OBJECTIVE ▸
Repeat the data word for word. Do not include the pictures.

--- START SUPPLIED MATERIAL ---

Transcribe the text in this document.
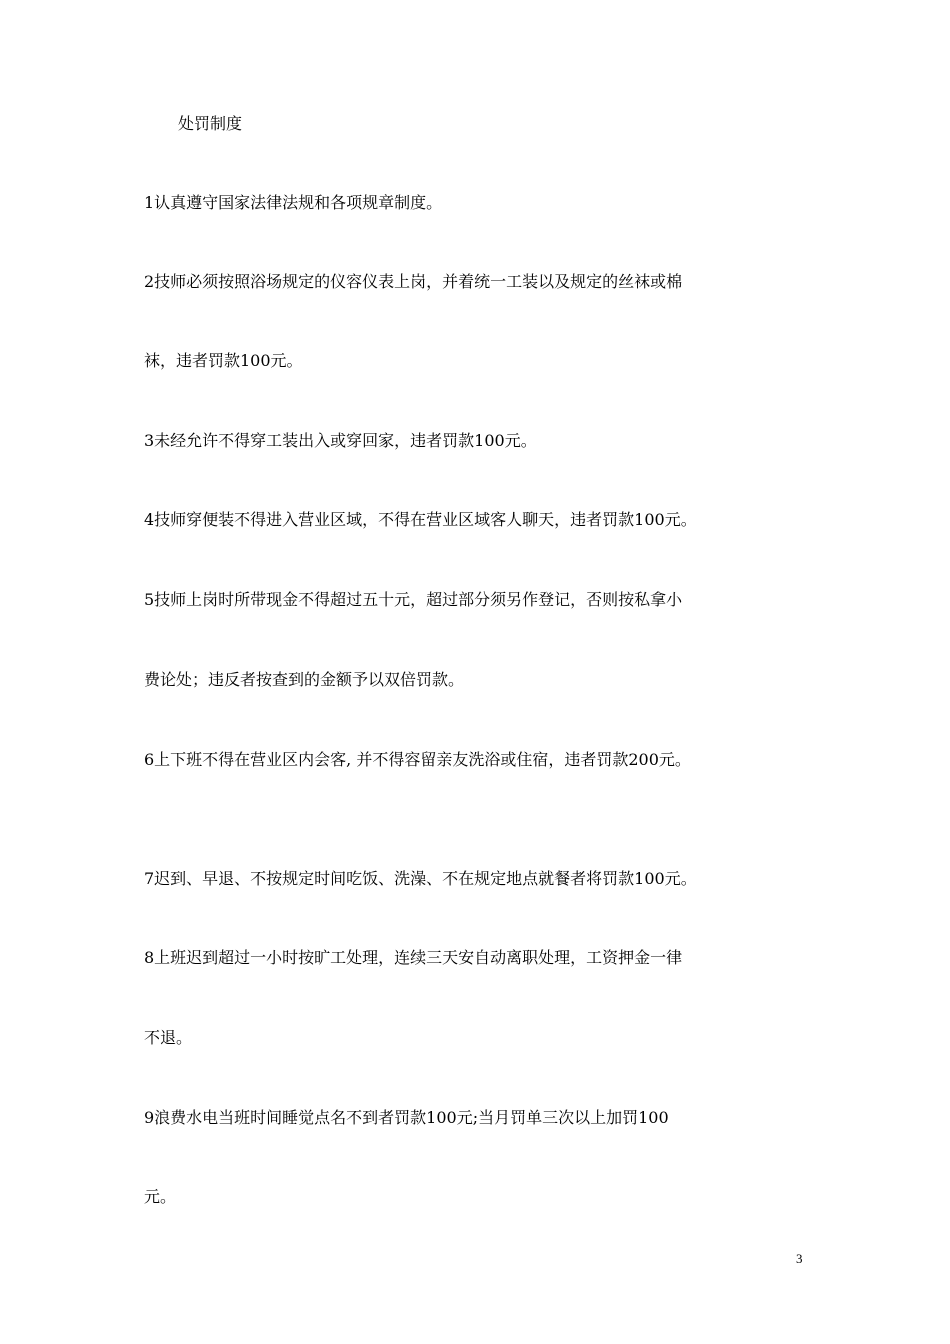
处罚制度
1认真遵守国家法律法规和各项规章制度。
2技师必须按照浴场规定的仪容仪表上岗，并着统一工装以及规定的丝袜或棉
袜，违者罚款100元。
3未经允许不得穿工装出入或穿回家，违者罚款100元。
4技师穿便装不得进入营业区域，不得在营业区域客人聊天，违者罚款100元。
5技师上岗时所带现金不得超过五十元，超过部分须另作登记，否则按私拿小
费论处；违反者按查到的金额予以双倍罚款。
6上下班不得在营业区内会客, 并不得容留亲友洗浴或住宿，违者罚款200元。
7迟到、早退、不按规定时间吃饭、洗澡、不在规定地点就餐者将罚款100元。
8上班迟到超过一小时按旷工处理，连续三天安自动离职处理，工资押金一律
不退。
9浪费水电当班时间睡觉点名不到者罚款100元;当月罚单三次以上加罚100
元。
3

--- END SUPPLIED MATERIAL ---

CORRECT RESULT ▸
Transcribe the text in this document.
处罚制度
1认真遵守国家法律法规和各项规章制度。
2技师必须按照浴场规定的仪容仪表上岗，并着统一工装以及规定的丝袜或棉
袜，违者罚款100元。
3未经允许不得穿工装出入或穿回家，违者罚款100元。
4技师穿便装不得进入营业区域，不得在营业区域客人聊天，违者罚款100元。
5技师上岗时所带现金不得超过五十元，超过部分须另作登记，否则按私拿小
费论处；违反者按查到的金额予以双倍罚款。
6上下班不得在营业区内会客, 并不得容留亲友洗浴或住宿，违者罚款200元。
7迟到、早退、不按规定时间吃饭、洗澡、不在规定地点就餐者将罚款100元。
8上班迟到超过一小时按旷工处理，连续三天安自动离职处理，工资押金一律
不退。
9浪费水电当班时间睡觉点名不到者罚款100元;当月罚单三次以上加罚100
元。
3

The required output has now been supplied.